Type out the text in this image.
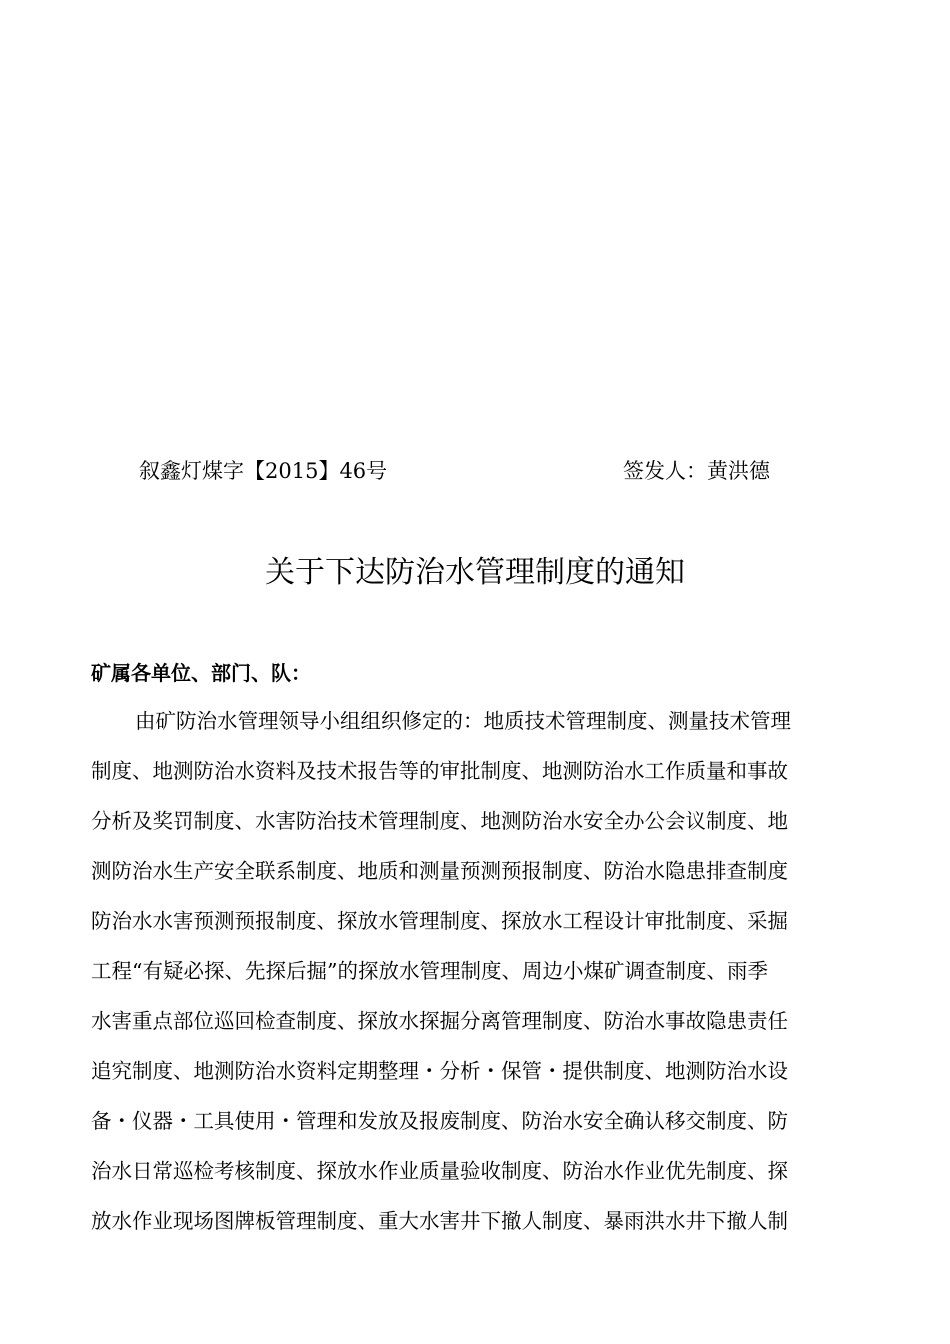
叙鑫灯煤字【2015】46号	签发人：黄洪德
关于下达防治水管理制度的通知
矿属各单位、部门、队：
由矿防治水管理领导小组组织修定的：地质技术管理制度、测量技术管理
制度、地测防治水资料及技术报告等的审批制度、地测防治水工作质量和事故
分析及奖罚制度、水害防治技术管理制度、地测防治水安全办公会议制度、地
测防治水生产安全联系制度、地质和测量预测预报制度、防治水隐患排查制度
防治水水害预测预报制度、探放水管理制度、探放水工程设计审批制度、采掘
工程“有疑必探、先探后掘”的探放水管理制度、周边小煤矿调查制度、雨季
水害重点部位巡回检查制度、探放水探掘分离管理制度、防治水事故隐患责任
追究制度、地测防治水资料定期整理・分析・保管・提供制度、地测防治水设
备・仪器・工具使用・管理和发放及报废制度、防治水安全确认移交制度、防
治水日常巡检考核制度、探放水作业质量验收制度、防治水作业优先制度、探
放水作业现场图牌板管理制度、重大水害井下撤人制度、暴雨洪水井下撤人制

━━━━━━━━━━

*Task goal*.
Transcribe the preceding listing in its entirety and with exact wording, leaving out pictures.

*Complete response*.
Type out the text in this image.
叙鑫灯煤字【2015】46号	签发人：黄洪德
关于下达防治水管理制度的通知
矿属各单位、部门、队：
由矿防治水管理领导小组组织修定的：地质技术管理制度、测量技术管理
制度、地测防治水资料及技术报告等的审批制度、地测防治水工作质量和事故
分析及奖罚制度、水害防治技术管理制度、地测防治水安全办公会议制度、地
测防治水生产安全联系制度、地质和测量预测预报制度、防治水隐患排查制度
防治水水害预测预报制度、探放水管理制度、探放水工程设计审批制度、采掘
工程“有疑必探、先探后掘”的探放水管理制度、周边小煤矿调查制度、雨季
水害重点部位巡回检查制度、探放水探掘分离管理制度、防治水事故隐患责任
追究制度、地测防治水资料定期整理・分析・保管・提供制度、地测防治水设
备・仪器・工具使用・管理和发放及报废制度、防治水安全确认移交制度、防
治水日常巡检考核制度、探放水作业质量验收制度、防治水作业优先制度、探
放水作业现场图牌板管理制度、重大水害井下撤人制度、暴雨洪水井下撤人制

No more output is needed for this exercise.